Start
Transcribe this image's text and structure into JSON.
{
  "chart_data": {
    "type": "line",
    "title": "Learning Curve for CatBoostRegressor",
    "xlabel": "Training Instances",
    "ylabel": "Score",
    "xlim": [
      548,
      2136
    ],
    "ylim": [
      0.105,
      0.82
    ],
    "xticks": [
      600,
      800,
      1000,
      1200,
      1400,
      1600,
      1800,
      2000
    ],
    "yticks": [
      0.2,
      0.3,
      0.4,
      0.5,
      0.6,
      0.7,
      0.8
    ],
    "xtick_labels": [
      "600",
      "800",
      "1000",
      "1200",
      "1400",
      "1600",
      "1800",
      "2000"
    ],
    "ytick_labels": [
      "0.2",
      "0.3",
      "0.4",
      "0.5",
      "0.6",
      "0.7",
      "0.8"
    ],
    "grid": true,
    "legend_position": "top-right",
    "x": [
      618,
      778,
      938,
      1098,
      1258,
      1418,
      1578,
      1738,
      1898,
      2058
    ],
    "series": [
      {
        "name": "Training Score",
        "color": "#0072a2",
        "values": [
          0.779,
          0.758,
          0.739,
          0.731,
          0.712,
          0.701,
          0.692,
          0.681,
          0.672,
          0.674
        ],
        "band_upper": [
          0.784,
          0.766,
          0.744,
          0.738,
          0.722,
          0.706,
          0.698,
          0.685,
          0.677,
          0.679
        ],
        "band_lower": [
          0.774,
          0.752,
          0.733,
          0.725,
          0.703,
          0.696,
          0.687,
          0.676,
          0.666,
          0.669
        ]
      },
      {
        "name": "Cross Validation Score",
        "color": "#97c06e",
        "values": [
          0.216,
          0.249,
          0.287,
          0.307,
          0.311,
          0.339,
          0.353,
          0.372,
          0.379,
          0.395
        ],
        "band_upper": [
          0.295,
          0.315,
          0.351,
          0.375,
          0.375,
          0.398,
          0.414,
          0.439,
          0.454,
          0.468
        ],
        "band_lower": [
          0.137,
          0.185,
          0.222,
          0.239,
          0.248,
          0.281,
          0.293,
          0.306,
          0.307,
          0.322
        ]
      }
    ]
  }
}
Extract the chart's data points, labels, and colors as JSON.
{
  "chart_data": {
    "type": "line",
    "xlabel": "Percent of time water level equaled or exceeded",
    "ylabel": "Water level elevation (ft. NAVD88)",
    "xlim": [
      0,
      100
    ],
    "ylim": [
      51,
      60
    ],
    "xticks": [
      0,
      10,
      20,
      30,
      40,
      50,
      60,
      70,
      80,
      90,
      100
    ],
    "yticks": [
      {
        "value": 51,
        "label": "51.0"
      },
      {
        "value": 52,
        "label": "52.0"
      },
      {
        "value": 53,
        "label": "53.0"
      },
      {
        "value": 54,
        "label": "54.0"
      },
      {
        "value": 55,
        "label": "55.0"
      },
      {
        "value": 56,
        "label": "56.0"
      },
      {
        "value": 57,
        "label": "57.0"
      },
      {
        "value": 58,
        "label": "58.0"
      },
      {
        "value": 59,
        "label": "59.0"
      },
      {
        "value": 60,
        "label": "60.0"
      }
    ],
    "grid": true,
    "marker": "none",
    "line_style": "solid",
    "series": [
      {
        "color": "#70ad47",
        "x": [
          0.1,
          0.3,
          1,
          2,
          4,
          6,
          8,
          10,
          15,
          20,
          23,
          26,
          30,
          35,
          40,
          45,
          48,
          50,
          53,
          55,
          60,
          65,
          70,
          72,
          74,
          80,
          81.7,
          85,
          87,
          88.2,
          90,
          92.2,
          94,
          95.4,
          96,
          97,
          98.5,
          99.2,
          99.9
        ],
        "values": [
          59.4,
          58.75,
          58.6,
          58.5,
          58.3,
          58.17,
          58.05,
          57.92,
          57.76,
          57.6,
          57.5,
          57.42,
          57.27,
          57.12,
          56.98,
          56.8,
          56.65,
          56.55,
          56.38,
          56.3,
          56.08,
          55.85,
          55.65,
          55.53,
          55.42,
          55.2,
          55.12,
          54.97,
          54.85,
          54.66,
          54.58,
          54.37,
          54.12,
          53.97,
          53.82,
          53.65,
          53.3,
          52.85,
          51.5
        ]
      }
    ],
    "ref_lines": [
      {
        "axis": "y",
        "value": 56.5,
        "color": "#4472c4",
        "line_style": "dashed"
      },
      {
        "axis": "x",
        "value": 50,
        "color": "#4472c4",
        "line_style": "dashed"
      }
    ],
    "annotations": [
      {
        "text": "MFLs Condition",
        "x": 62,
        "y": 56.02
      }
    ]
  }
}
End
Set task
All of the entries above should be written out again exactly.

Solution to this task
Transcribe this image's text and structure into JSON.
{
  "chart_data": {
    "type": "line",
    "title": "Learning Curve for CatBoostRegressor",
    "xlabel": "Training Instances",
    "ylabel": "Score",
    "xlim": [
      548,
      2136
    ],
    "ylim": [
      0.105,
      0.82
    ],
    "xticks": [
      600,
      800,
      1000,
      1200,
      1400,
      1600,
      1800,
      2000
    ],
    "yticks": [
      0.2,
      0.3,
      0.4,
      0.5,
      0.6,
      0.7,
      0.8
    ],
    "xtick_labels": [
      "600",
      "800",
      "1000",
      "1200",
      "1400",
      "1600",
      "1800",
      "2000"
    ],
    "ytick_labels": [
      "0.2",
      "0.3",
      "0.4",
      "0.5",
      "0.6",
      "0.7",
      "0.8"
    ],
    "grid": true,
    "legend_position": "top-right",
    "x": [
      618,
      778,
      938,
      1098,
      1258,
      1418,
      1578,
      1738,
      1898,
      2058
    ],
    "series": [
      {
        "name": "Training Score",
        "color": "#0072a2",
        "values": [
          0.779,
          0.758,
          0.739,
          0.731,
          0.712,
          0.701,
          0.692,
          0.681,
          0.672,
          0.674
        ],
        "band_upper": [
          0.784,
          0.766,
          0.744,
          0.738,
          0.722,
          0.706,
          0.698,
          0.685,
          0.677,
          0.679
        ],
        "band_lower": [
          0.774,
          0.752,
          0.733,
          0.725,
          0.703,
          0.696,
          0.687,
          0.676,
          0.666,
          0.669
        ]
      },
      {
        "name": "Cross Validation Score",
        "color": "#97c06e",
        "values": [
          0.216,
          0.249,
          0.287,
          0.307,
          0.311,
          0.339,
          0.353,
          0.372,
          0.379,
          0.395
        ],
        "band_upper": [
          0.295,
          0.315,
          0.351,
          0.375,
          0.375,
          0.398,
          0.414,
          0.439,
          0.454,
          0.468
        ],
        "band_lower": [
          0.137,
          0.185,
          0.222,
          0.239,
          0.248,
          0.281,
          0.293,
          0.306,
          0.307,
          0.322
        ]
      }
    ]
  }
}
Extract the chart's data points, labels, and colors as JSON.
{
  "chart_data": {
    "type": "line",
    "xlabel": "Percent of time water level equaled or exceeded",
    "ylabel": "Water level elevation (ft. NAVD88)",
    "xlim": [
      0,
      100
    ],
    "ylim": [
      51,
      60
    ],
    "xticks": [
      0,
      10,
      20,
      30,
      40,
      50,
      60,
      70,
      80,
      90,
      100
    ],
    "yticks": [
      {
        "value": 51,
        "label": "51.0"
      },
      {
        "value": 52,
        "label": "52.0"
      },
      {
        "value": 53,
        "label": "53.0"
      },
      {
        "value": 54,
        "label": "54.0"
      },
      {
        "value": 55,
        "label": "55.0"
      },
      {
        "value": 56,
        "label": "56.0"
      },
      {
        "value": 57,
        "label": "57.0"
      },
      {
        "value": 58,
        "label": "58.0"
      },
      {
        "value": 59,
        "label": "59.0"
      },
      {
        "value": 60,
        "label": "60.0"
      }
    ],
    "grid": true,
    "marker": "none",
    "line_style": "solid",
    "series": [
      {
        "color": "#70ad47",
        "x": [
          0.1,
          0.3,
          1,
          2,
          4,
          6,
          8,
          10,
          15,
          20,
          23,
          26,
          30,
          35,
          40,
          45,
          48,
          50,
          53,
          55,
          60,
          65,
          70,
          72,
          74,
          80,
          81.7,
          85,
          87,
          88.2,
          90,
          92.2,
          94,
          95.4,
          96,
          97,
          98.5,
          99.2,
          99.9
        ],
        "values": [
          59.4,
          58.75,
          58.6,
          58.5,
          58.3,
          58.17,
          58.05,
          57.92,
          57.76,
          57.6,
          57.5,
          57.42,
          57.27,
          57.12,
          56.98,
          56.8,
          56.65,
          56.55,
          56.38,
          56.3,
          56.08,
          55.85,
          55.65,
          55.53,
          55.42,
          55.2,
          55.12,
          54.97,
          54.85,
          54.66,
          54.58,
          54.37,
          54.12,
          53.97,
          53.82,
          53.65,
          53.3,
          52.85,
          51.5
        ]
      }
    ],
    "ref_lines": [
      {
        "axis": "y",
        "value": 56.5,
        "color": "#4472c4",
        "line_style": "dashed"
      },
      {
        "axis": "x",
        "value": 50,
        "color": "#4472c4",
        "line_style": "dashed"
      }
    ],
    "annotations": [
      {
        "text": "MFLs Condition",
        "x": 62,
        "y": 56.02
      }
    ]
  }
}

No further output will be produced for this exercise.